RECORD EXCERPTS below:

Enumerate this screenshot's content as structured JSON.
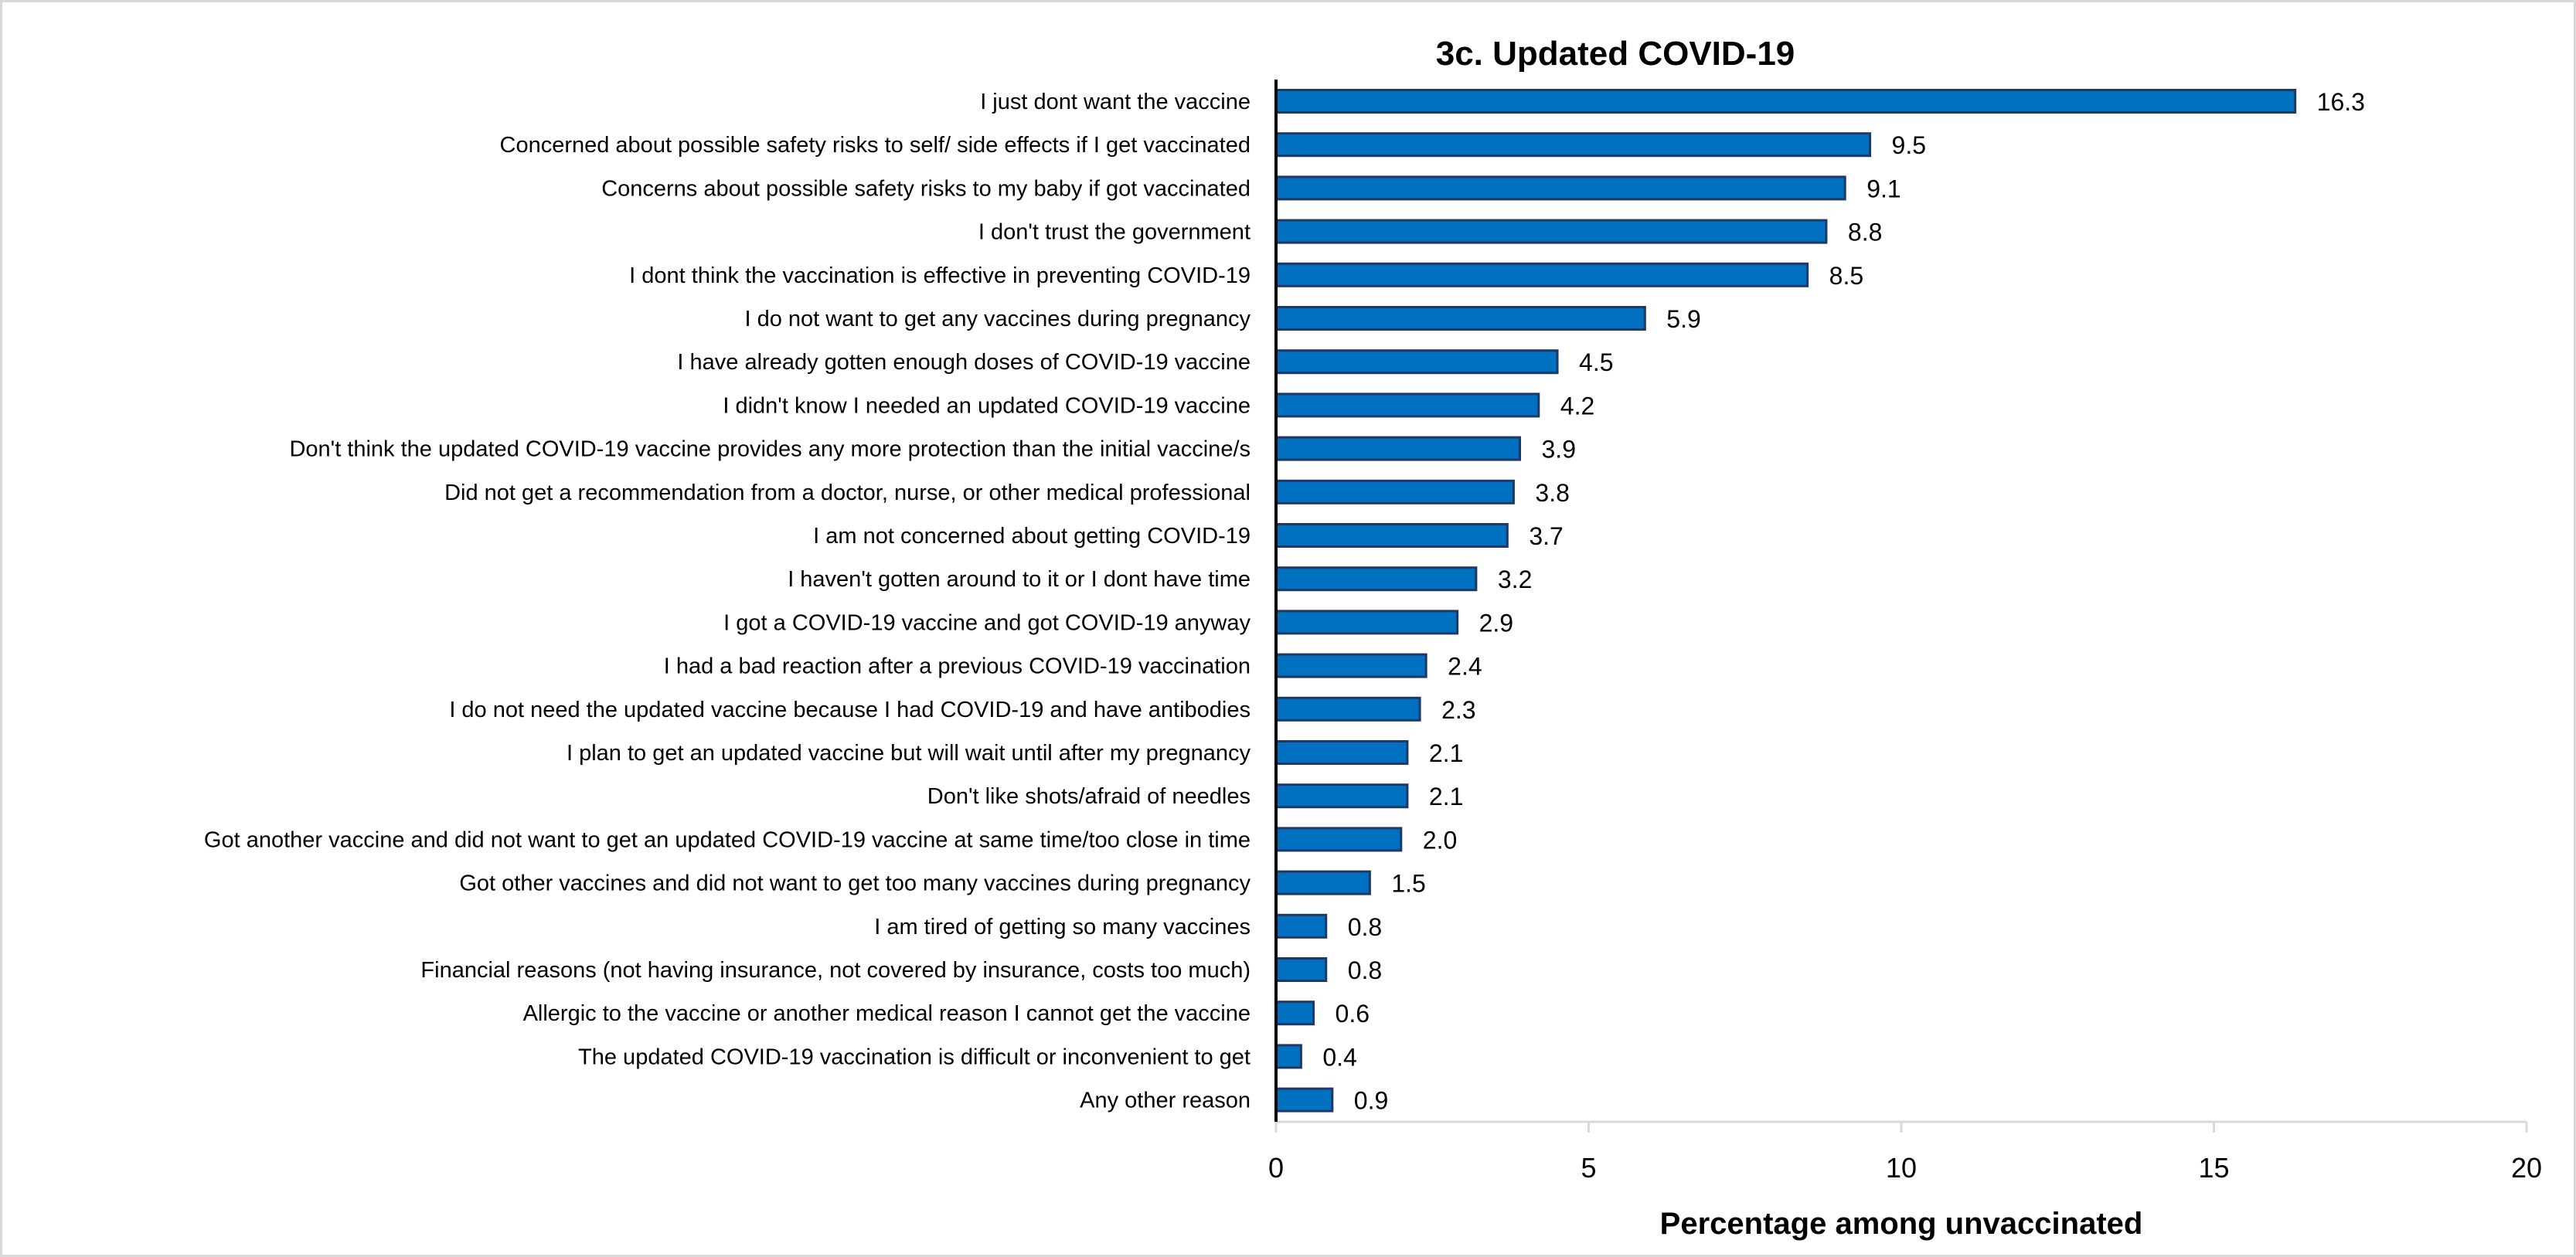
{
  "chart_data": {
    "type": "bar",
    "orientation": "horizontal",
    "title": "3c. Updated COVID-19",
    "xlabel": "Percentage among unvaccinated",
    "ylabel": "",
    "xlim": [
      0,
      20
    ],
    "xticks": [
      "0",
      "5",
      "10",
      "15",
      "20"
    ],
    "grid": false,
    "categories": [
      "I just dont want the vaccine",
      "Concerned about possible safety risks to self/ side effects if I get vaccinated",
      "Concerns about possible safety risks to my baby if got vaccinated",
      "I don't trust the government",
      "I dont think the vaccination is effective in preventing COVID-19",
      "I do not want to get any vaccines during pregnancy",
      "I have already gotten enough doses of COVID-19 vaccine",
      "I didn't know I needed an updated COVID-19 vaccine",
      "Don't think the updated COVID-19 vaccine provides any more protection than the initial vaccine/s",
      "Did not get a recommendation from a doctor, nurse, or other medical professional",
      "I am not concerned about getting COVID-19",
      "I haven't gotten around to it or I dont have time",
      "I got a COVID-19 vaccine and got COVID-19 anyway",
      "I had a bad reaction after a previous COVID-19 vaccination",
      "I do not need the updated vaccine because I had COVID-19 and have antibodies",
      "I plan to get an updated vaccine but will wait until after my pregnancy",
      "Don't like shots/afraid of needles",
      "Got another vaccine and did not want to get an updated COVID-19 vaccine at same time/too close in time",
      "Got other vaccines and did not want to get too many vaccines during pregnancy",
      "I am tired of getting so many vaccines",
      "Financial reasons (not having insurance, not covered by insurance, costs too much)",
      "Allergic to the vaccine or another medical reason I cannot get the vaccine",
      "The updated COVID-19 vaccination is difficult or inconvenient to get",
      "Any other reason"
    ],
    "values": [
      16.3,
      9.5,
      9.1,
      8.8,
      8.5,
      5.9,
      4.5,
      4.2,
      3.9,
      3.8,
      3.7,
      3.2,
      2.9,
      2.4,
      2.3,
      2.1,
      2.1,
      2.0,
      1.5,
      0.8,
      0.8,
      0.6,
      0.4,
      0.9
    ],
    "value_labels": [
      "16.3",
      "9.5",
      "9.1",
      "8.8",
      "8.5",
      "5.9",
      "4.5",
      "4.2",
      "3.9",
      "3.8",
      "3.7",
      "3.2",
      "2.9",
      "2.4",
      "2.3",
      "2.1",
      "2.1",
      "2.0",
      "1.5",
      "0.8",
      "0.8",
      "0.6",
      "0.4",
      "0.9"
    ],
    "colors": {
      "bar_fill": "#0070C0",
      "bar_stroke": "#1F3864",
      "axis": "#000000",
      "x_axis": "#d9d9d9",
      "frame": "#d9d9d9"
    }
  }
}
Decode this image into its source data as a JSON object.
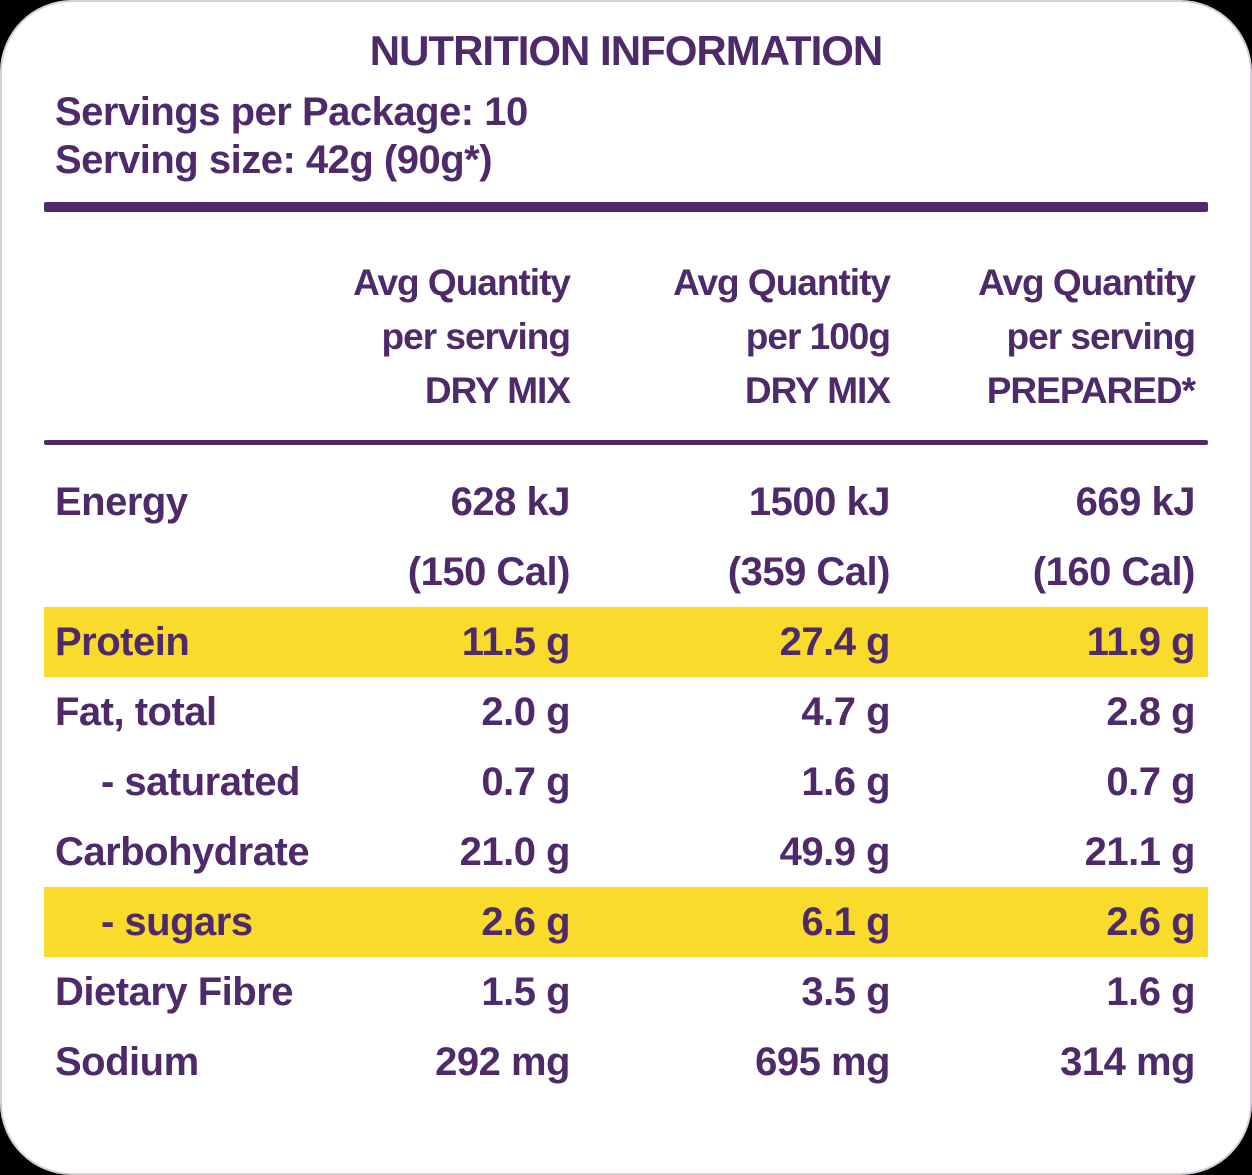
{
  "colors": {
    "text_purple": "#4F2A6B",
    "highlight_yellow": "#F9DC2B",
    "rule_purple": "#4F2A6B",
    "card_background": "#FFFFFF",
    "outer_background": "#000000"
  },
  "header": {
    "title": "NUTRITION INFORMATION",
    "servings_per_package": "Servings per Package: 10",
    "serving_size": "Serving size: 42g (90g*)"
  },
  "table": {
    "columns": [
      {
        "lines": [
          "Avg Quantity",
          "per serving",
          "DRY MIX"
        ]
      },
      {
        "lines": [
          "Avg Quantity",
          "per 100g",
          "DRY MIX"
        ]
      },
      {
        "lines": [
          "Avg Quantity",
          "per serving",
          "PREPARED*"
        ]
      }
    ],
    "rows": [
      {
        "label": "Energy",
        "values": [
          "628 kJ",
          "1500 kJ",
          "669 kJ"
        ],
        "highlight": false,
        "indent": false
      },
      {
        "label": "",
        "values": [
          "(150 Cal)",
          "(359 Cal)",
          "(160 Cal)"
        ],
        "highlight": false,
        "indent": false
      },
      {
        "label": "Protein",
        "values": [
          "11.5 g",
          "27.4 g",
          "11.9 g"
        ],
        "highlight": true,
        "indent": false
      },
      {
        "label": "Fat, total",
        "values": [
          "2.0 g",
          "4.7 g",
          "2.8 g"
        ],
        "highlight": false,
        "indent": false
      },
      {
        "label": "- saturated",
        "values": [
          "0.7 g",
          "1.6 g",
          "0.7 g"
        ],
        "highlight": false,
        "indent": true
      },
      {
        "label": "Carbohydrate",
        "values": [
          "21.0 g",
          "49.9 g",
          "21.1 g"
        ],
        "highlight": false,
        "indent": false
      },
      {
        "label": "- sugars",
        "values": [
          "2.6 g",
          "6.1 g",
          "2.6 g"
        ],
        "highlight": true,
        "indent": true
      },
      {
        "label": "Dietary Fibre",
        "values": [
          "1.5 g",
          "3.5 g",
          "1.6 g"
        ],
        "highlight": false,
        "indent": false
      },
      {
        "label": "Sodium",
        "values": [
          "292 mg",
          "695 mg",
          "314 mg"
        ],
        "highlight": false,
        "indent": false
      }
    ]
  }
}
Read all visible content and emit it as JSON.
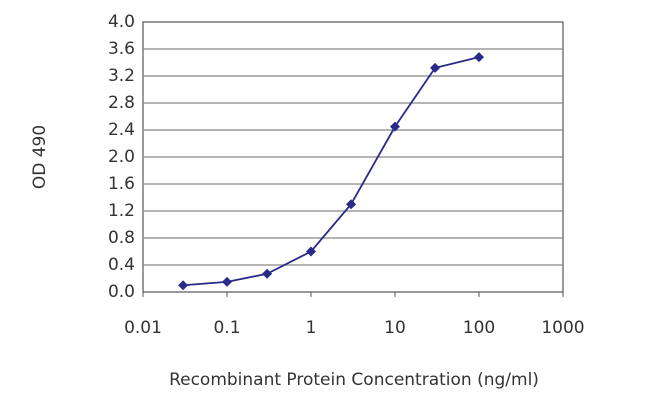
{
  "chart_data": {
    "type": "line",
    "x_label": "Recombinant Protein Concentration (ng/ml)",
    "y_label": "OD 490",
    "x": [
      0.03,
      0.1,
      0.3,
      1,
      3,
      10,
      30,
      100
    ],
    "series": [
      {
        "color": "#2a2a8a",
        "values": [
          0.1,
          0.15,
          0.27,
          0.6,
          1.3,
          2.45,
          3.32,
          3.48
        ]
      }
    ],
    "xscale": "log",
    "xlim": [
      0.01,
      1000
    ],
    "xticks": [
      0.01,
      0.1,
      1,
      10,
      100,
      1000
    ],
    "ylim": [
      0,
      4
    ],
    "yticks": [
      {
        "value": 0,
        "label": "0.0"
      },
      0.4,
      0.8,
      1.2,
      1.6,
      {
        "value": 2,
        "label": "2.0"
      },
      2.4,
      2.8,
      3.2,
      3.6,
      {
        "value": 4,
        "label": "4.0"
      }
    ],
    "grid": true
  }
}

End of RECORD EXCERPTS.

_TASK OBJECTIVE_
For each line in the entries that holds "this", return that line.

_TASK ANSWER_
Enumerate this screenshot's content as structured JSON.
Decode this image into its source data as a JSON object.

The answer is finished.